Exercise material:
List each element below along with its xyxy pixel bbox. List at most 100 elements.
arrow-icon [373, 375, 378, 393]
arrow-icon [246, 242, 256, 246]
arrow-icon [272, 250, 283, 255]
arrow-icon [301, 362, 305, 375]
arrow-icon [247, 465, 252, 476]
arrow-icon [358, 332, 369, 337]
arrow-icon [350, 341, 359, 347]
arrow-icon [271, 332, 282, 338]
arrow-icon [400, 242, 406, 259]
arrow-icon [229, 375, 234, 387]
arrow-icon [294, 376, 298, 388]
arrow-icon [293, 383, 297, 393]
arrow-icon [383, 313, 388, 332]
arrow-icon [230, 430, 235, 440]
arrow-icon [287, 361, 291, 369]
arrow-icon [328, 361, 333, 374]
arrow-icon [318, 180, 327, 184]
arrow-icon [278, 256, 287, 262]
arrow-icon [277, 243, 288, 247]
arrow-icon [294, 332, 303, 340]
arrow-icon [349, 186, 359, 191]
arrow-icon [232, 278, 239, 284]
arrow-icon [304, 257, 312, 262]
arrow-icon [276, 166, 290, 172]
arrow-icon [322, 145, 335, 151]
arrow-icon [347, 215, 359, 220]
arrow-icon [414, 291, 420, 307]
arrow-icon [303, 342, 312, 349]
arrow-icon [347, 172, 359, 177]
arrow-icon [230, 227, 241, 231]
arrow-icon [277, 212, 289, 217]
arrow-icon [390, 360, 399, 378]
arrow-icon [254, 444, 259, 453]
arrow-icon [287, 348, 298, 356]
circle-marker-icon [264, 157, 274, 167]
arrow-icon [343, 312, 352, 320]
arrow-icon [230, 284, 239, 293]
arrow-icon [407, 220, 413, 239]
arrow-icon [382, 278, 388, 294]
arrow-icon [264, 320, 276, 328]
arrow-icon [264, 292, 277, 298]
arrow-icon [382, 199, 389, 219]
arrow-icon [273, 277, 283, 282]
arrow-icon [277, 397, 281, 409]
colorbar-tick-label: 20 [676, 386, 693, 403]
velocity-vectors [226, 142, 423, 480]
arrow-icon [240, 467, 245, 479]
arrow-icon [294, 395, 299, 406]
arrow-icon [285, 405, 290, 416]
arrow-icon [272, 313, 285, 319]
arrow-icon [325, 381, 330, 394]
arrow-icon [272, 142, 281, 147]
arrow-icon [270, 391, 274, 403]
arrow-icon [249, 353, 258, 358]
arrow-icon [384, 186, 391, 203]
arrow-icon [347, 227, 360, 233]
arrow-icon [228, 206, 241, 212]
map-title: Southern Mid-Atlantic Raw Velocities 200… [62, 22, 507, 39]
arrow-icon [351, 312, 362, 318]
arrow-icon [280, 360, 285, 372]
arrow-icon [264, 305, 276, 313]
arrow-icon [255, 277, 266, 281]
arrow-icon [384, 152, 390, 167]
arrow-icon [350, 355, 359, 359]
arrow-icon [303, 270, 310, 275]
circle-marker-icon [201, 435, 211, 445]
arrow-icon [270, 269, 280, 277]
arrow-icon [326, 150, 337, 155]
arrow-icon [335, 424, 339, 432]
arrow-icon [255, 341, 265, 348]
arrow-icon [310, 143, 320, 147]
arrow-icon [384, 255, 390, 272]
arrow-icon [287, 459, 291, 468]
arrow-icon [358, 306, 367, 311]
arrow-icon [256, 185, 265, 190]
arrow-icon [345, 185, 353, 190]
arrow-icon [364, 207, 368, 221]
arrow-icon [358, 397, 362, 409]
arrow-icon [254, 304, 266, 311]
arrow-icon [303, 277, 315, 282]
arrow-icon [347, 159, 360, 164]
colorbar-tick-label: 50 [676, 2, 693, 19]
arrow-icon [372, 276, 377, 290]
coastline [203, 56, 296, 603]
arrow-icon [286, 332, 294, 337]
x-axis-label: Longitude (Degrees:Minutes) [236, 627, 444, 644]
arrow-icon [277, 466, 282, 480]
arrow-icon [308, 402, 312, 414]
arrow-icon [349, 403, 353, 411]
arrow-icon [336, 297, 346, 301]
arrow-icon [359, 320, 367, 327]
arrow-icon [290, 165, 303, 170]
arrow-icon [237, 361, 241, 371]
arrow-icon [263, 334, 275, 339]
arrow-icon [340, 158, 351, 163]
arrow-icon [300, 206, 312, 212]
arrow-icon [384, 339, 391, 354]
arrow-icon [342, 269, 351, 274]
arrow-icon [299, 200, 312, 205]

Work to be completed: Return the rows from the start of the records through the line containing "arrow-icon [347, 227, 360, 233]", both ends included, copying each one exactly.

Task result:
List each element below along with its xyxy pixel bbox. List at most 100 elements.
arrow-icon [373, 375, 378, 393]
arrow-icon [246, 242, 256, 246]
arrow-icon [272, 250, 283, 255]
arrow-icon [301, 362, 305, 375]
arrow-icon [247, 465, 252, 476]
arrow-icon [358, 332, 369, 337]
arrow-icon [350, 341, 359, 347]
arrow-icon [271, 332, 282, 338]
arrow-icon [400, 242, 406, 259]
arrow-icon [229, 375, 234, 387]
arrow-icon [294, 376, 298, 388]
arrow-icon [293, 383, 297, 393]
arrow-icon [383, 313, 388, 332]
arrow-icon [230, 430, 235, 440]
arrow-icon [287, 361, 291, 369]
arrow-icon [328, 361, 333, 374]
arrow-icon [318, 180, 327, 184]
arrow-icon [278, 256, 287, 262]
arrow-icon [277, 243, 288, 247]
arrow-icon [294, 332, 303, 340]
arrow-icon [349, 186, 359, 191]
arrow-icon [232, 278, 239, 284]
arrow-icon [304, 257, 312, 262]
arrow-icon [276, 166, 290, 172]
arrow-icon [322, 145, 335, 151]
arrow-icon [347, 215, 359, 220]
arrow-icon [414, 291, 420, 307]
arrow-icon [303, 342, 312, 349]
arrow-icon [347, 172, 359, 177]
arrow-icon [230, 227, 241, 231]
arrow-icon [277, 212, 289, 217]
arrow-icon [390, 360, 399, 378]
arrow-icon [254, 444, 259, 453]
arrow-icon [287, 348, 298, 356]
circle-marker-icon [264, 157, 274, 167]
arrow-icon [343, 312, 352, 320]
arrow-icon [230, 284, 239, 293]
arrow-icon [407, 220, 413, 239]
arrow-icon [382, 278, 388, 294]
arrow-icon [264, 320, 276, 328]
arrow-icon [264, 292, 277, 298]
arrow-icon [382, 199, 389, 219]
arrow-icon [273, 277, 283, 282]
arrow-icon [277, 397, 281, 409]
colorbar-tick-label: 20 [676, 386, 693, 403]
velocity-vectors [226, 142, 423, 480]
arrow-icon [240, 467, 245, 479]
arrow-icon [294, 395, 299, 406]
arrow-icon [285, 405, 290, 416]
arrow-icon [272, 313, 285, 319]
arrow-icon [325, 381, 330, 394]
arrow-icon [272, 142, 281, 147]
arrow-icon [270, 391, 274, 403]
arrow-icon [249, 353, 258, 358]
arrow-icon [384, 186, 391, 203]
arrow-icon [347, 227, 360, 233]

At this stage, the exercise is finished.